Exercise instructions –
Write out the entries again exactly as they are given.

Source data –
——
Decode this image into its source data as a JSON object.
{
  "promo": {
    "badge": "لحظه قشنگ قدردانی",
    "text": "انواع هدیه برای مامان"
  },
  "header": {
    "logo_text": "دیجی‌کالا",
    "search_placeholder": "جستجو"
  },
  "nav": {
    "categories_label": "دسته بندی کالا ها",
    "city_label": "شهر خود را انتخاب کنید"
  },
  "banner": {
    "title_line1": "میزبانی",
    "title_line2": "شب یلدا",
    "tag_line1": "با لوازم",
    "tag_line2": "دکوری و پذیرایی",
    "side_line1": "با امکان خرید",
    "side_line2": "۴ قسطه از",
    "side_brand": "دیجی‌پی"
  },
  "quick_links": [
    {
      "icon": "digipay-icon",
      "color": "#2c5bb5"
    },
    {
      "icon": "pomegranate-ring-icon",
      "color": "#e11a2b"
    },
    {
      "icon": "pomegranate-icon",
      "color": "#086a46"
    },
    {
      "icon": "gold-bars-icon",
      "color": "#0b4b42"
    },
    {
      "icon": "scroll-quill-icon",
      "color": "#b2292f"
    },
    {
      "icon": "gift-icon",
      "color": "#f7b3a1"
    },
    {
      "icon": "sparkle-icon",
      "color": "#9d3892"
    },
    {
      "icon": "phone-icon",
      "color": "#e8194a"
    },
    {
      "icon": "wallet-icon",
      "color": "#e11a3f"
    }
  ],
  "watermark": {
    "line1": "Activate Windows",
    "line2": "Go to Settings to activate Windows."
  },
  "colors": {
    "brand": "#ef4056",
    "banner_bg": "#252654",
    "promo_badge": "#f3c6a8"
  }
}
——
The result –
Decode this image into its source data as a JSON object.
{
  "promo": {
    "badge": "لحظه قشنگ قدردانی",
    "text": "انواع هدیه برای مامان"
  },
  "header": {
    "logo_text": "دیجی‌کالا",
    "search_placeholder": "جستجو"
  },
  "nav": {
    "categories_label": "دسته بندی کالا ها",
    "city_label": "شهر خود را انتخاب کنید"
  },
  "banner": {
    "title_line1": "میزبانی",
    "title_line2": "شب یلدا",
    "tag_line1": "با لوازم",
    "tag_line2": "دکوری و پذیرایی",
    "side_line1": "با امکان خرید",
    "side_line2": "۴ قسطه از",
    "side_brand": "دیجی‌پی"
  },
  "quick_links": [
    {
      "icon": "digipay-icon",
      "color": "#2c5bb5"
    },
    {
      "icon": "pomegranate-ring-icon",
      "color": "#e11a2b"
    },
    {
      "icon": "pomegranate-icon",
      "color": "#086a46"
    },
    {
      "icon": "gold-bars-icon",
      "color": "#0b4b42"
    },
    {
      "icon": "scroll-quill-icon",
      "color": "#b2292f"
    },
    {
      "icon": "gift-icon",
      "color": "#f7b3a1"
    },
    {
      "icon": "sparkle-icon",
      "color": "#9d3892"
    },
    {
      "icon": "phone-icon",
      "color": "#e8194a"
    },
    {
      "icon": "wallet-icon",
      "color": "#e11a3f"
    }
  ],
  "watermark": {
    "line1": "Activate Windows",
    "line2": "Go to Settings to activate Windows."
  },
  "colors": {
    "brand": "#ef4056",
    "banner_bg": "#252654",
    "promo_badge": "#f3c6a8"
  }
}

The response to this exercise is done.